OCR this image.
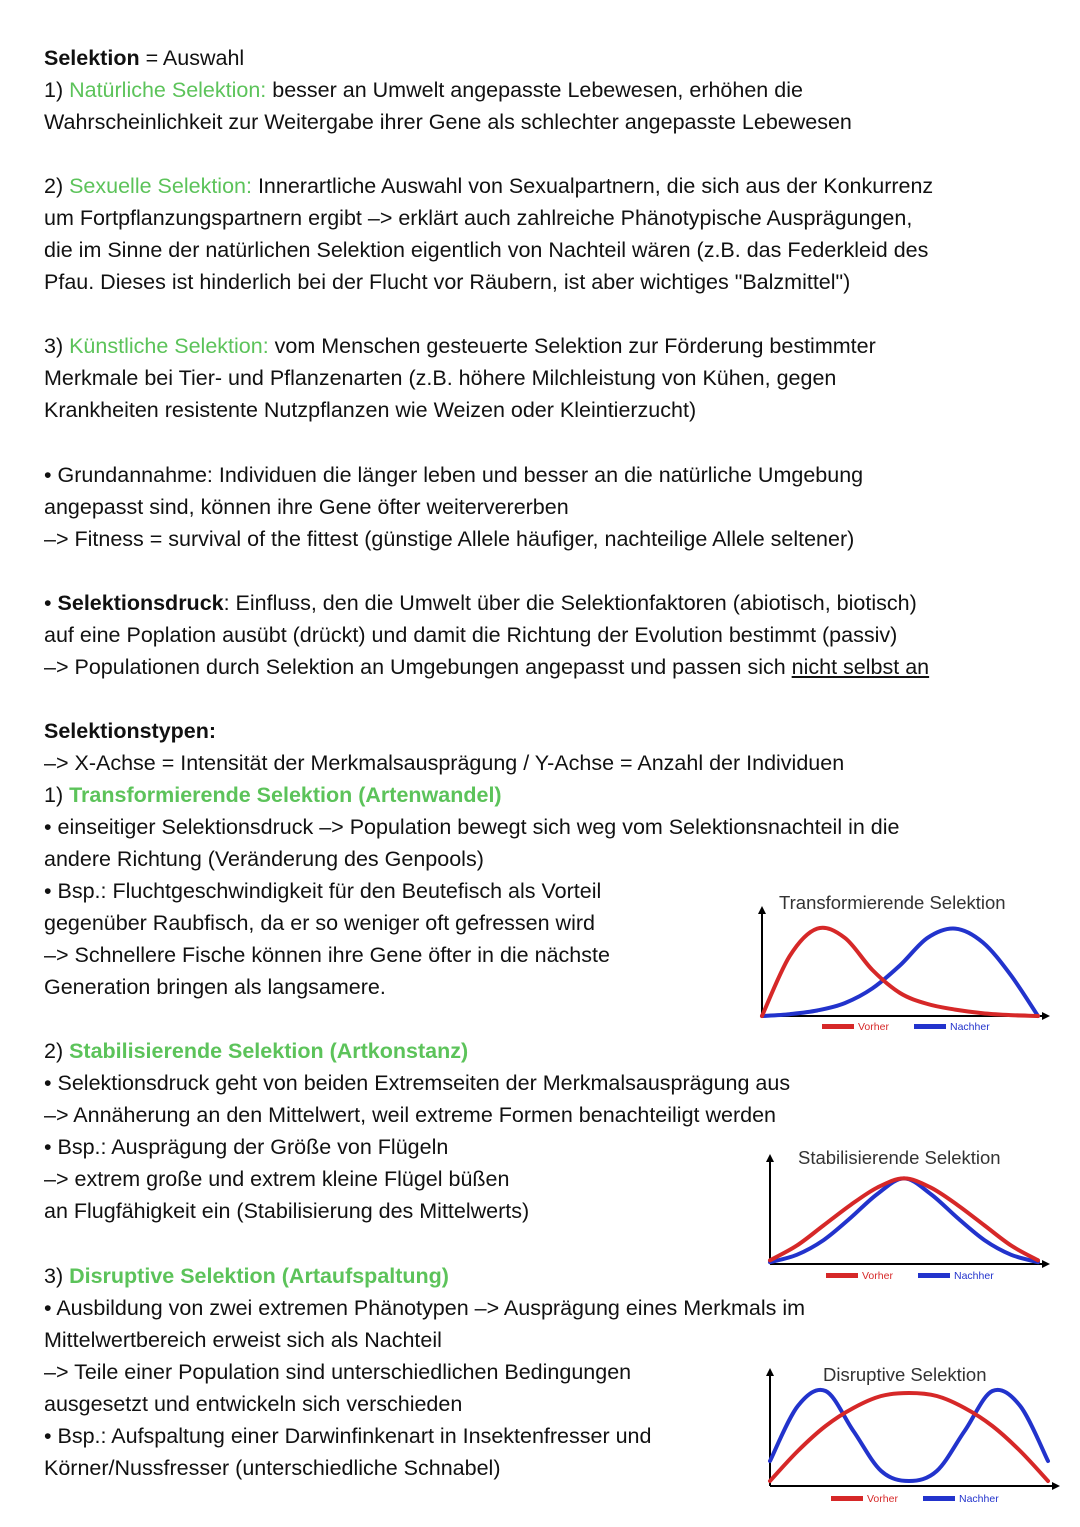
Selektion = Auswahl
1) Natürliche Selektion: besser an Umwelt angepasste Lebewesen, erhöhen die
Wahrscheinlichkeit zur Weitergabe ihrer Gene als schlechter angepasste Lebewesen
2) Sexuelle Selektion: Innerartliche Auswahl von Sexualpartnern, die sich aus der Konkurrenz
um Fortpflanzungspartnern ergibt –> erklärt auch zahlreiche Phänotypische Ausprägungen,
die im Sinne der natürlichen Selektion eigentlich von Nachteil wären (z.B. das Federkleid des
Pfau. Dieses ist hinderlich bei der Flucht vor Räubern, ist aber wichtiges "Balzmittel")
3) Künstliche Selektion: vom Menschen gesteuerte Selektion zur Förderung bestimmter
Merkmale bei Tier- und Pflanzenarten (z.B. höhere Milchleistung von Kühen, gegen
Krankheiten resistente Nutzpflanzen wie Weizen oder Kleintierzucht)
• Grundannahme: Individuen die länger leben und besser an die natürliche Umgebung
angepasst sind, können ihre Gene öfter weitervererben
–> Fitness = survival of the fittest (günstige Allele häufiger, nachteilige Allele seltener)
• Selektionsdruck: Einfluss, den die Umwelt über die Selektionfaktoren (abiotisch, biotisch)
auf eine Poplation ausübt (drückt) und damit die Richtung der Evolution bestimmt (passiv)
–> Populationen durch Selektion an Umgebungen angepasst und passen sich nicht selbst an
Selektionstypen:
–> X-Achse = Intensität der Merkmalsausprägung / Y-Achse = Anzahl der Individuen
1) Transformierende Selektion (Artenwandel)
• einseitiger Selektionsdruck –> Population bewegt sich weg vom Selektionsnachteil in die
andere Richtung (Veränderung des Genpools)
• Bsp.: Fluchtgeschwindigkeit für den Beutefisch als Vorteil
gegenüber Raubfisch, da er so weniger oft gefressen wird
–> Schnellere Fische können ihre Gene öfter in die nächste
Generation bringen als langsamere.
2) Stabilisierende Selektion (Artkonstanz)
• Selektionsdruck geht von beiden Extremseiten der Merkmalsausprägung aus
–> Annäherung an den Mittelwert, weil extreme Formen benachteiligt werden
• Bsp.: Ausprägung der Größe von Flügeln
–> extrem große und extrem kleine Flügel büßen
an Flugfähigkeit ein (Stabilisierung des Mittelwerts)
3) Disruptive Selektion (Artaufspaltung)
• Ausbildung von zwei extremen Phänotypen –> Ausprägung eines Merkmals im
Mittelwertbereich erweist sich als Nachteil
–> Teile einer Population sind unterschiedlichen Bedingungen
ausgesetzt und entwickeln sich verschieden
• Bsp.: Aufspaltung einer Darwinfinkenart in Insektenfresser und
Körner/Nussfresser (unterschiedliche Schnabel)
Transformierende Selektion
Vorher	Nachher
Stabilisierende Selektion
Vorher	Nachher
Disruptive Selektion
Vorher	Nachher
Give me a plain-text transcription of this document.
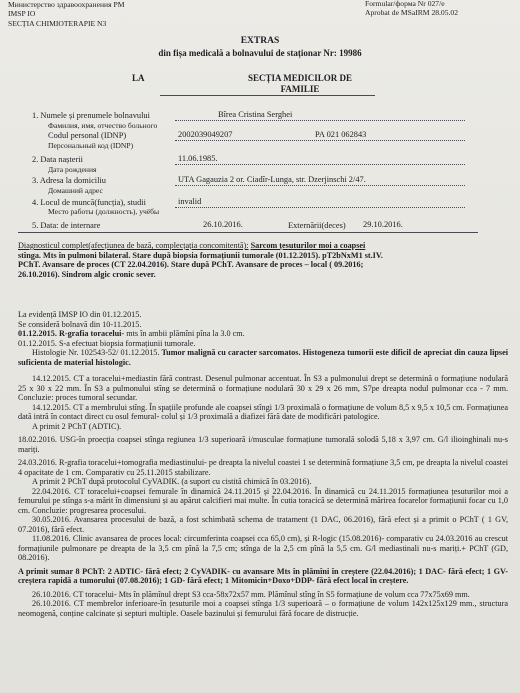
Министерство здравоохранения РМ
IMSP IO
SECȚIA CHIMIOTERAPIE N3
Formular/форма Nr 027/e
Aprobat de MSaIRM 28.05.02
EXTRAS
din fișa medicală a bolnavului de staționar Nr: 19986
LA	SECȚIA MEDICILOR DE
FAMILIE
1. Numele și prenumele bolnavului	Bîrea Cristina Serghei
Фамилия, имя, отчество больного
Codul personal (IDNP)	2002039049207	PA 021 062843
Персональный код (IDNP)
2. Data nașterii	11.06.1985.
Дата рождения
3. Adresa la domiciliu	UTA Gagauzia 2 or. Ciadîr-Lunga, str. Dzerjinschi 2/47.
Домашний адрес
4. Locul de muncă(funcția), studii	invalid
Место работы (должность), учёбы
5. Data: de internare	26.10.2016.	Externării(deces) 29.10.2016.

Diagnosticul complet(afecțiunea de bază, complecțația concomitentă): Sarcom țesuturilor moi a coapsei

stînga. Mts în pulmoni bilateral. Stare după biopsia formațiunii tumorale (01.12.2015). pT2bNxM1 st.IV.

PChT. Avansare de proces (CT 22.04.2016). Stare după PChT. Avansare de proces – local ( 09.2016;

26.10.2016). Sindrom algic cronic sever.

La evidență IMSP IO din 01.12.2015.

Se consideră bolnavă din 10-11.2015.

01.12.2015. R-grafia toracelui- mts în ambii plămîni pîna la 3.0 cm.

01.12.2015. S-a efectuat biopsia formațiunii tumorale.

Histologie Nr. 102543-52/ 01.12.2015. Tumor malignă cu caracter sarcomatos. Histogeneza tumorii este dificil de apreciat din cauza lipsei suficienta de material histologic.

14.12.2015. CT a toracelui+mediastin fără contrast. Desenul pulmonar accentuat. În S3 a pulmonului drept se determină o formațiune nodulară 25 x 30 x 22 mm. În S3 a pulmonului stîng se determină o formațiune nodulară 30 x 29 x 26 mm, S7pe dreapta nodul pulmonar cca - 7 mm. Concluzie: proces tumoral secundar.

14.12.2015. CT a membrului stîng. În spațiile profunde ale coapsei stîngi 1/3 proximală o formațiune de volum 8,5 x 9,5 x 10,5 cm. Formațiunea dată intră în contact direct cu osul femural- colul și 1/3 proximală a diafizei fără date de modificări patologice.

A primit 2 PChT (ADTIC).

18.02.2016. USG-în proecția coapsei stînga regiunea 1/3 superioară i/musculae formațiune tumorală solodă 5,18 x 3,97 cm. G/l ilioinghinali nu-s mariți.

24.03.2016. R-grafia toracelui+tomografia mediastinului- pe dreapta la nivelul coastei 1 se determină formațiune 3,5 cm, pe dreapta la nivelul coastei 4 opacitate de 1 cm. Comparativ cu 25.11.2015 stabilizare.

A primit 2 PChT după protocolul CyVADIK. (a suport cu cistită chimică în 03.2016).

22.04.2016. CT toracelui+coapsei femurale în dinamică 24.11.2015 și 22.04.2016. În dinamică cu 24.11.2015 formațiunea țesuturilor moi a femurului pe stînga s-a mărit în dimensiuni și au apărut calcifieri mai multe. În cutia toracică se determină mărirea focarelor formațiunii focar cu 1,0 cm. Concluzie: progresarea procesului.

30.05.2016. Avansarea procesului de bază, a fost schimbată schema de tratament (1 DAC, 06.2016), fără efect și a primit o PChT ( 1 GV, 07.2016), fără efect.

11.08.2016. Clinic avansarea de proces local: circumferinta coapsei cca 65,0 cm), și R-logic (15.08.2016)- comparativ cu 24.03.2016 au crescut formațiunile pulmonare pe dreapta de la 3,5 cm pînă la 7,5 cm; stînga de la 2,5 cm pînă la 5,5 cm. G/l mediastinali nu-s mariți.+ PChT (GD, 08.2016).

A primit sumar 8 PChT: 2 ADTIC- fără efect; 2 CyVADIK- cu avansare Mts în plămîni în creștere (22.04.2016); 1 DAC- fără efect; 1 GV- creștera rapidă a tumorului (07.08.2016); 1 GD- fără efect; 1 Mitomicin+Doxo+DDP- fără efect local în creștere.

26.10.2016. CT toracelui- Mts în plămînul drept S3 cca-58x72x57 mm. Plămînul stîng în S5 formațiune de volum cca 77x75x69 mm.

26.10.2016. CT membrelor inferioare-în țesuturile moi a coapsei stînga 1/3 superioară – o formațiune de volum 142x125x129 mm., structura neomogenă, conține calcinate și septuri multiple. Oasele bazinului și femurului fără focare de distrucție.
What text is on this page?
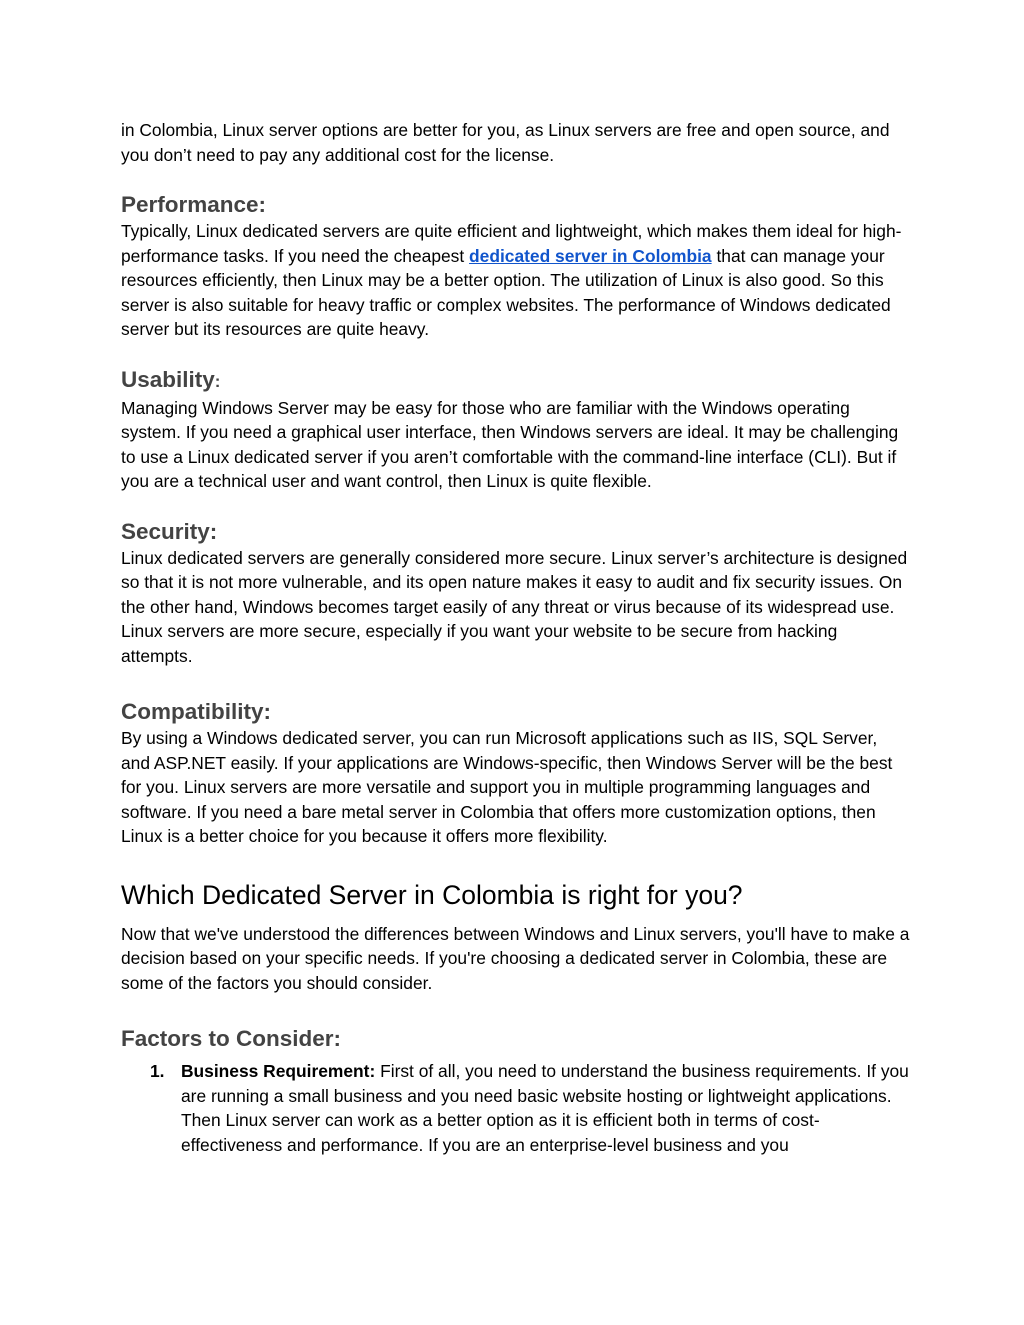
in Colombia, Linux server options are better for you, as Linux servers are free and open source, and you don’t need to pay any additional cost for the license.

Performance:

Typically, Linux dedicated servers are quite efficient and lightweight, which makes them ideal for high-performance tasks. If you need the cheapest dedicated server in Colombia that can manage your resources efficiently, then Linux may be a better option. The utilization of Linux is also good. So this server is also suitable for heavy traffic or complex websites. The performance of Windows dedicated server but its resources are quite heavy.

Usability:

Managing Windows Server may be easy for those who are familiar with the Windows operating system. If you need a graphical user interface, then Windows servers are ideal. It may be challenging to use a Linux dedicated server if you aren’t comfortable with the command-line interface (CLI). But if you are a technical user and want control, then Linux is quite flexible.

Security:

Linux dedicated servers are generally considered more secure. Linux server’s architecture is designed so that it is not more vulnerable, and its open nature makes it easy to audit and fix security issues. On the other hand, Windows becomes target easily of any threat or virus because of its widespread use. Linux servers are more secure, especially if you want your website to be secure from hacking attempts.

Compatibility:

By using a Windows dedicated server, you can run Microsoft applications such as IIS, SQL Server, and ASP.NET easily. If your applications are Windows-specific, then Windows Server will be the best for you. Linux servers are more versatile and support you in multiple programming languages and software. If you need a bare metal server in Colombia that offers more customization options, then Linux is a better choice for you because it offers more flexibility.

Which Dedicated Server in Colombia is right for you?

Now that we've understood the differences between Windows and Linux servers, you'll have to make a decision based on your specific needs. If you're choosing a dedicated server in Colombia, these are some of the factors you should consider.

Factors to Consider:
1. Business Requirement: First of all, you need to understand the business requirements. If you are running a small business and you need basic website hosting or lightweight applications. Then Linux server can work as a better option as it is efficient both in terms of cost-effectiveness and performance. If you are an enterprise-level business and you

WHAT IS BEING ASKED: The required answer is a single number: how many lines above hold the string "Selektionsdruck".

SOLUTION TO THIS TASK: 3